* Information supplied *

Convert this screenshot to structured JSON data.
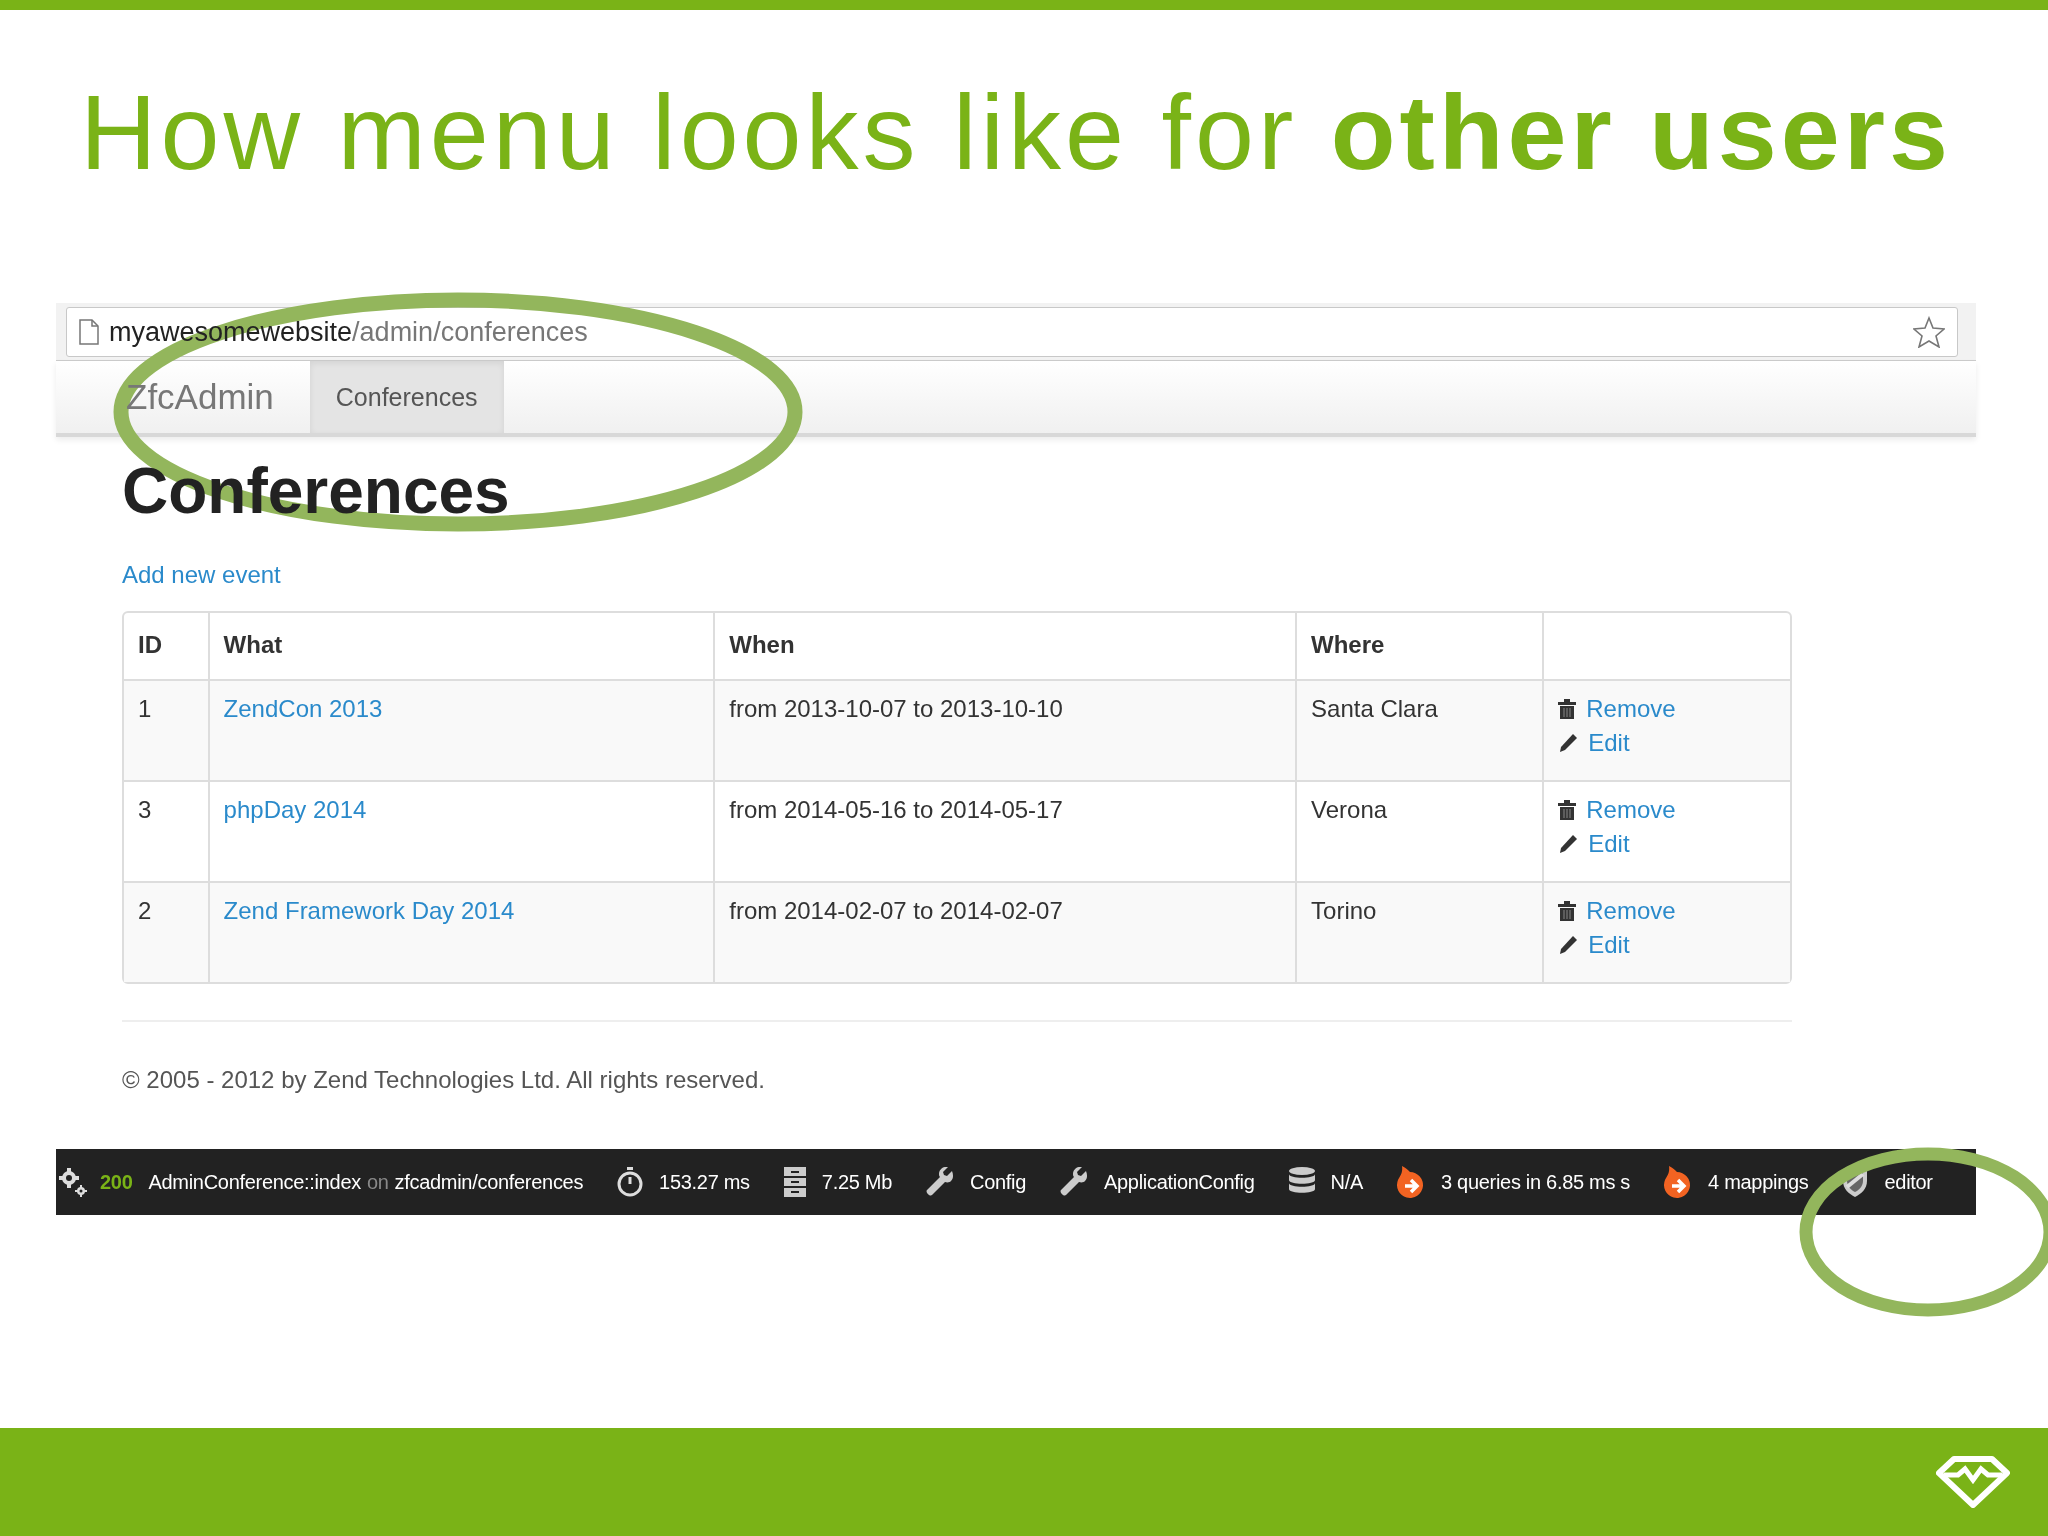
{
  "slide_title": "How menu looks like for **other users**",
  "browser": {
    "url_host": "myawesomewebsite",
    "url_path": "/admin/conferences"
  },
  "navbar": {
    "brand": "ZfcAdmin",
    "items": [
      {
        "label": "Conferences",
        "selected": true
      }
    ]
  },
  "page": {
    "heading": "Conferences",
    "add_link": "Add new event",
    "table": {
      "columns": [
        "ID",
        "What",
        "When",
        "Where"
      ],
      "rows": [
        {
          "id": "1",
          "what": "ZendCon 2013",
          "when": "from 2013-10-07 to 2013-10-10",
          "where": "Santa Clara",
          "actions": [
            {
              "kind": "remove",
              "label": "Remove"
            },
            {
              "kind": "edit",
              "label": "Edit"
            }
          ]
        },
        {
          "id": "3",
          "what": "phpDay 2014",
          "when": "from 2014-05-16 to 2014-05-17",
          "where": "Verona",
          "actions": [
            {
              "kind": "remove",
              "label": "Remove"
            },
            {
              "kind": "edit",
              "label": "Edit"
            }
          ]
        },
        {
          "id": "2",
          "what": "Zend Framework Day 2014",
          "when": "from 2014-02-07 to 2014-02-07",
          "where": "Torino",
          "actions": [
            {
              "kind": "remove",
              "label": "Remove"
            },
            {
              "kind": "edit",
              "label": "Edit"
            }
          ]
        }
      ]
    },
    "footer": "© 2005 - 2012 by Zend Technologies Ltd. All rights reserved."
  },
  "toolbar": {
    "status": {
      "code": "200",
      "route": "AdminConference::index",
      "on": "on",
      "path": "zfcadmin/conferences"
    },
    "items": [
      {
        "kind": "time",
        "label": "153.27 ms"
      },
      {
        "kind": "memory",
        "label": "7.25 Mb"
      },
      {
        "kind": "config",
        "label": "Config"
      },
      {
        "kind": "config",
        "label": "ApplicationConfig"
      },
      {
        "kind": "database",
        "label": "N/A"
      },
      {
        "kind": "doctrine",
        "label": "3 queries in 6.85 ms s"
      },
      {
        "kind": "doctrine",
        "label": "4 mappings"
      },
      {
        "kind": "identity",
        "label": "editor"
      }
    ]
  }
}
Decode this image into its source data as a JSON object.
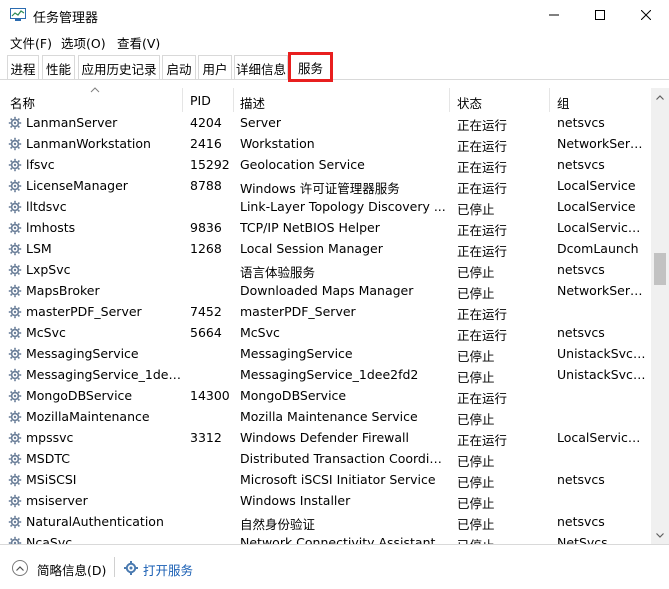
{
  "window": {
    "title": "任务管理器"
  },
  "menu": {
    "file": "文件(F)",
    "options": "选项(O)",
    "view": "查看(V)"
  },
  "tabs": {
    "processes": "进程",
    "performance": "性能",
    "app_history": "应用历史记录",
    "startup": "启动",
    "users": "用户",
    "details": "详细信息",
    "services": "服务"
  },
  "columns": {
    "name": "名称",
    "pid": "PID",
    "description": "描述",
    "status": "状态",
    "group": "组"
  },
  "services": [
    {
      "name": "LanmanServer",
      "pid": "4204",
      "description": "Server",
      "status": "正在运行",
      "group": "netsvcs"
    },
    {
      "name": "LanmanWorkstation",
      "pid": "2416",
      "description": "Workstation",
      "status": "正在运行",
      "group": "NetworkServ..."
    },
    {
      "name": "lfsvc",
      "pid": "15292",
      "description": "Geolocation Service",
      "status": "正在运行",
      "group": "netsvcs"
    },
    {
      "name": "LicenseManager",
      "pid": "8788",
      "description": "Windows 许可证管理器服务",
      "status": "正在运行",
      "group": "LocalService"
    },
    {
      "name": "lltdsvc",
      "pid": "",
      "description": "Link-Layer Topology Discovery ...",
      "status": "已停止",
      "group": "LocalService"
    },
    {
      "name": "lmhosts",
      "pid": "9836",
      "description": "TCP/IP NetBIOS Helper",
      "status": "正在运行",
      "group": "LocalService..."
    },
    {
      "name": "LSM",
      "pid": "1268",
      "description": "Local Session Manager",
      "status": "正在运行",
      "group": "DcomLaunch"
    },
    {
      "name": "LxpSvc",
      "pid": "",
      "description": "语言体验服务",
      "status": "已停止",
      "group": "netsvcs"
    },
    {
      "name": "MapsBroker",
      "pid": "",
      "description": "Downloaded Maps Manager",
      "status": "已停止",
      "group": "NetworkServ..."
    },
    {
      "name": "masterPDF_Server",
      "pid": "7452",
      "description": "masterPDF_Server",
      "status": "正在运行",
      "group": ""
    },
    {
      "name": "McSvc",
      "pid": "5664",
      "description": "McSvc",
      "status": "正在运行",
      "group": "netsvcs"
    },
    {
      "name": "MessagingService",
      "pid": "",
      "description": "MessagingService",
      "status": "已停止",
      "group": "UnistackSvcG..."
    },
    {
      "name": "MessagingService_1dee...",
      "pid": "",
      "description": "MessagingService_1dee2fd2",
      "status": "已停止",
      "group": "UnistackSvcG..."
    },
    {
      "name": "MongoDBService",
      "pid": "14300",
      "description": "MongoDBService",
      "status": "正在运行",
      "group": ""
    },
    {
      "name": "MozillaMaintenance",
      "pid": "",
      "description": "Mozilla Maintenance Service",
      "status": "已停止",
      "group": ""
    },
    {
      "name": "mpssvc",
      "pid": "3312",
      "description": "Windows Defender Firewall",
      "status": "正在运行",
      "group": "LocalService..."
    },
    {
      "name": "MSDTC",
      "pid": "",
      "description": "Distributed Transaction Coordina...",
      "status": "已停止",
      "group": ""
    },
    {
      "name": "MSiSCSI",
      "pid": "",
      "description": "Microsoft iSCSI Initiator Service",
      "status": "已停止",
      "group": "netsvcs"
    },
    {
      "name": "msiserver",
      "pid": "",
      "description": "Windows Installer",
      "status": "已停止",
      "group": ""
    },
    {
      "name": "NaturalAuthentication",
      "pid": "",
      "description": "自然身份验证",
      "status": "已停止",
      "group": "netsvcs"
    },
    {
      "name": "NcaSvc",
      "pid": "",
      "description": "Network Connectivity Assistant",
      "status": "已停止",
      "group": "NetSvcs"
    }
  ],
  "footer": {
    "fewer_details": "简略信息(D)",
    "open_services": "打开服务"
  },
  "colors": {
    "highlight_border": "#e81f1f",
    "link": "#1a5fb4"
  }
}
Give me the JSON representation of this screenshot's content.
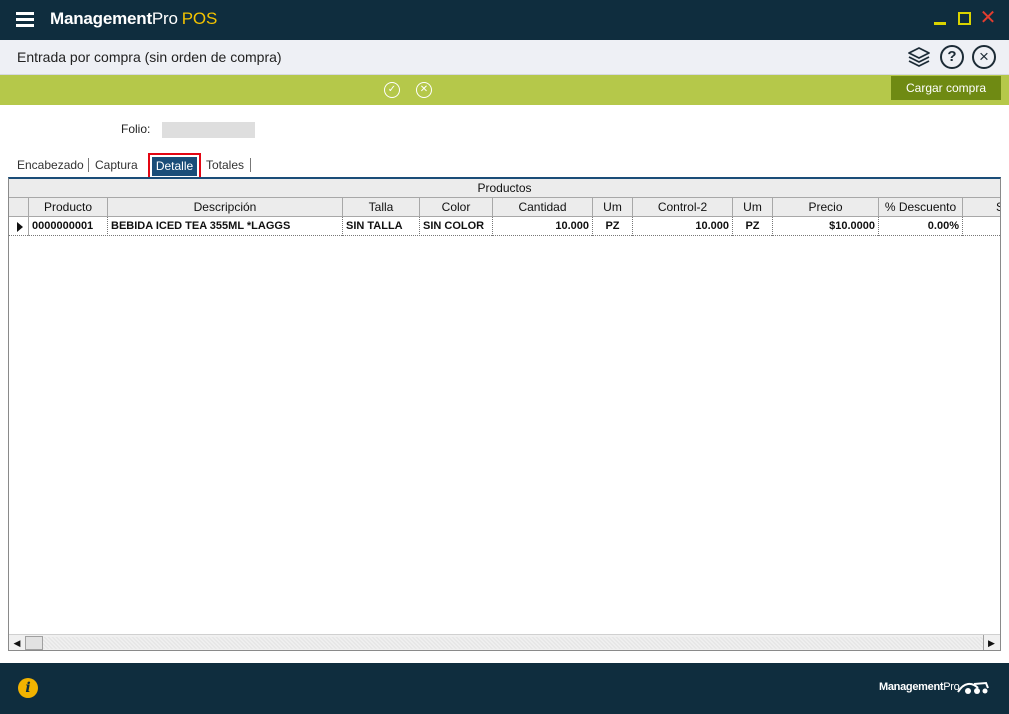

* Problem to solve *
Pick out the lines that include the word "screenshot" and write them out.

* Task result *
Convert this screenshot to structured JSON data.
Give me the JSON representation of this screenshot's content.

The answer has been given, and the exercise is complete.